_Record set_.
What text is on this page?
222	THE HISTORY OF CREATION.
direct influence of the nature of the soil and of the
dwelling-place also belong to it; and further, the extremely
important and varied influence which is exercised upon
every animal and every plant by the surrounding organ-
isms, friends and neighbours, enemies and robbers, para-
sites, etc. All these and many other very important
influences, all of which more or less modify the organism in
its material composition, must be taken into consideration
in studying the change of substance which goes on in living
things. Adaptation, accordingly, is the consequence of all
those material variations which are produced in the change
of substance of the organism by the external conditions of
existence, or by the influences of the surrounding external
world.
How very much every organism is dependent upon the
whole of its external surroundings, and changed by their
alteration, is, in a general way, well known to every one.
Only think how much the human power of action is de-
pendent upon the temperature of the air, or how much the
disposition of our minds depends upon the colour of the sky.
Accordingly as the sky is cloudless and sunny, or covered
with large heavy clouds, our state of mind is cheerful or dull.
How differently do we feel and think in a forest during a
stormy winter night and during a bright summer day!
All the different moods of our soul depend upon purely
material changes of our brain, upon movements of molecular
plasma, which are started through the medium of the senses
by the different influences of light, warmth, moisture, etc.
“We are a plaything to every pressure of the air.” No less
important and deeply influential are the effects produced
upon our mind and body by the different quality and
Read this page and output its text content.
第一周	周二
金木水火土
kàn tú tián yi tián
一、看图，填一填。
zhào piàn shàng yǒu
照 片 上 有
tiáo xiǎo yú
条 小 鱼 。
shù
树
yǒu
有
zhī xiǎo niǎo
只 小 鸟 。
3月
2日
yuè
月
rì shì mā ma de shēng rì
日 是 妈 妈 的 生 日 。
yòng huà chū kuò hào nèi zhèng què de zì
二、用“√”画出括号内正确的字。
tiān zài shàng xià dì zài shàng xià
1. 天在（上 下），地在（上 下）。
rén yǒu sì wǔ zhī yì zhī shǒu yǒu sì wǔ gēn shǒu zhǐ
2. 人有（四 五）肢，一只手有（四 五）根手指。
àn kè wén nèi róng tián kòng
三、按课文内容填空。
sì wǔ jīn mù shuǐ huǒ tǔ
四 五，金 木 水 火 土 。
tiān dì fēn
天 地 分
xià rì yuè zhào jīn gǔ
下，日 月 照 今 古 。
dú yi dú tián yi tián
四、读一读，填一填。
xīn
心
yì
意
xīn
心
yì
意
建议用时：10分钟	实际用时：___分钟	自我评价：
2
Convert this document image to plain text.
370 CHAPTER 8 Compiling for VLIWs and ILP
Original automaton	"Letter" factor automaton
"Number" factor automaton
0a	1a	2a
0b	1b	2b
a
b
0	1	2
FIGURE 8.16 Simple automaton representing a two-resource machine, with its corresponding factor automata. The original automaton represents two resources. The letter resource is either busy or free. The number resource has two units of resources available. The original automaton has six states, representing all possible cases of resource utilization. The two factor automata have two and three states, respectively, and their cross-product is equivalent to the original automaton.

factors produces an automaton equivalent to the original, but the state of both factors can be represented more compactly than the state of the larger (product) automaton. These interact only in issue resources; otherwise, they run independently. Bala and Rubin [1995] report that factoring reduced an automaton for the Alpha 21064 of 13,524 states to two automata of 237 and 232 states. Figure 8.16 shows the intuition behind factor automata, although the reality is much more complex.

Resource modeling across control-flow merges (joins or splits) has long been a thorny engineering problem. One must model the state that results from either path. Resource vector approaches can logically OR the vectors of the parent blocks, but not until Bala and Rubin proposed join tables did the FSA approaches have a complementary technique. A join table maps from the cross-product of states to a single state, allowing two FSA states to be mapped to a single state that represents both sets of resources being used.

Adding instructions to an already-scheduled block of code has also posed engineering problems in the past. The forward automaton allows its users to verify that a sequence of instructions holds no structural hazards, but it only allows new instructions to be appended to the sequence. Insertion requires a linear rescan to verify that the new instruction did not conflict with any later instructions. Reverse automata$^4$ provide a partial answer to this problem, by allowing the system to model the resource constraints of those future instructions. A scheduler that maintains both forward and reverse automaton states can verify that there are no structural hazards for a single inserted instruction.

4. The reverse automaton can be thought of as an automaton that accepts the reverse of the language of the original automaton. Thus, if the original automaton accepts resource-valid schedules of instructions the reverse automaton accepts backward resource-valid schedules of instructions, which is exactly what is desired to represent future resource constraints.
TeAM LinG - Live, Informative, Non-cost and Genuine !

_The exercise_. The data above must be returned in full, exactly as written.

_Reply to the task_.
What text is on this page?
222	THE HISTORY OF CREATION.
direct influence of the nature of the soil and of the
dwelling-place also belong to it; and further, the extremely
important and varied influence which is exercised upon
every animal and every plant by the surrounding organ-
isms, friends and neighbours, enemies and robbers, para-
sites, etc. All these and many other very important
influences, all of which more or less modify the organism in
its material composition, must be taken into consideration
in studying the change of substance which goes on in living
things. Adaptation, accordingly, is the consequence of all
those material variations which are produced in the change
of substance of the organism by the external conditions of
existence, or by the influences of the surrounding external
world.
How very much every organism is dependent upon the
whole of its external surroundings, and changed by their
alteration, is, in a general way, well known to every one.
Only think how much the human power of action is de-
pendent upon the temperature of the air, or how much the
disposition of our minds depends upon the colour of the sky.
Accordingly as the sky is cloudless and sunny, or covered
with large heavy clouds, our state of mind is cheerful or dull.
How differently do we feel and think in a forest during a
stormy winter night and during a bright summer day!
All the different moods of our soul depend upon purely
material changes of our brain, upon movements of molecular
plasma, which are started through the medium of the senses
by the different influences of light, warmth, moisture, etc.
“We are a plaything to every pressure of the air.” No less
important and deeply influential are the effects produced
upon our mind and body by the different quality and
Read this page and output its text content.
第一周	周二
金木水火土
kàn tú tián yi tián
一、看图，填一填。
zhào piàn shàng yǒu
照 片 上 有
tiáo xiǎo yú
条 小 鱼 。
shù
树
yǒu
有
zhī xiǎo niǎo
只 小 鸟 。
3月
2日
yuè
月
rì shì mā ma de shēng rì
日 是 妈 妈 的 生 日 。
yòng huà chū kuò hào nèi zhèng què de zì
二、用“√”画出括号内正确的字。
tiān zài shàng xià dì zài shàng xià
1. 天在（上 下），地在（上 下）。
rén yǒu sì wǔ zhī yì zhī shǒu yǒu sì wǔ gēn shǒu zhǐ
2. 人有（四 五）肢，一只手有（四 五）根手指。
àn kè wén nèi róng tián kòng
三、按课文内容填空。
sì wǔ jīn mù shuǐ huǒ tǔ
四 五，金 木 水 火 土 。
tiān dì fēn
天 地 分
xià rì yuè zhào jīn gǔ
下，日 月 照 今 古 。
dú yi dú tián yi tián
四、读一读，填一填。
xīn
心
yì
意
xīn
心
yì
意
建议用时：10分钟	实际用时：___分钟	自我评价：
2
Convert this document image to plain text.
370 CHAPTER 8 Compiling for VLIWs and ILP
Original automaton	"Letter" factor automaton
"Number" factor automaton
0a	1a	2a
0b	1b	2b
a
b
0	1	2
FIGURE 8.16 Simple automaton representing a two-resource machine, with its corresponding factor automata. The original automaton represents two resources. The letter resource is either busy or free. The number resource has two units of resources available. The original automaton has six states, representing all possible cases of resource utilization. The two factor automata have two and three states, respectively, and their cross-product is equivalent to the original automaton.

factors produces an automaton equivalent to the original, but the state of both factors can be represented more compactly than the state of the larger (product) automaton. These interact only in issue resources; otherwise, they run independently. Bala and Rubin [1995] report that factoring reduced an automaton for the Alpha 21064 of 13,524 states to two automata of 237 and 232 states. Figure 8.16 shows the intuition behind factor automata, although the reality is much more complex.

Resource modeling across control-flow merges (joins or splits) has long been a thorny engineering problem. One must model the state that results from either path. Resource vector approaches can logically OR the vectors of the parent blocks, but not until Bala and Rubin proposed join tables did the FSA approaches have a complementary technique. A join table maps from the cross-product of states to a single state, allowing two FSA states to be mapped to a single state that represents both sets of resources being used.

Adding instructions to an already-scheduled block of code has also posed engineering problems in the past. The forward automaton allows its users to verify that a sequence of instructions holds no structural hazards, but it only allows new instructions to be appended to the sequence. Insertion requires a linear rescan to verify that the new instruction did not conflict with any later instructions. Reverse automata$^4$ provide a partial answer to this problem, by allowing the system to model the resource constraints of those future instructions. A scheduler that maintains both forward and reverse automaton states can verify that there are no structural hazards for a single inserted instruction.

4. The reverse automaton can be thought of as an automaton that accepts the reverse of the language of the original automaton. Thus, if the original automaton accepts resource-valid schedules of instructions the reverse automaton accepts backward resource-valid schedules of instructions, which is exactly what is desired to represent future resource constraints.
TeAM LinG - Live, Informative, Non-cost and Genuine !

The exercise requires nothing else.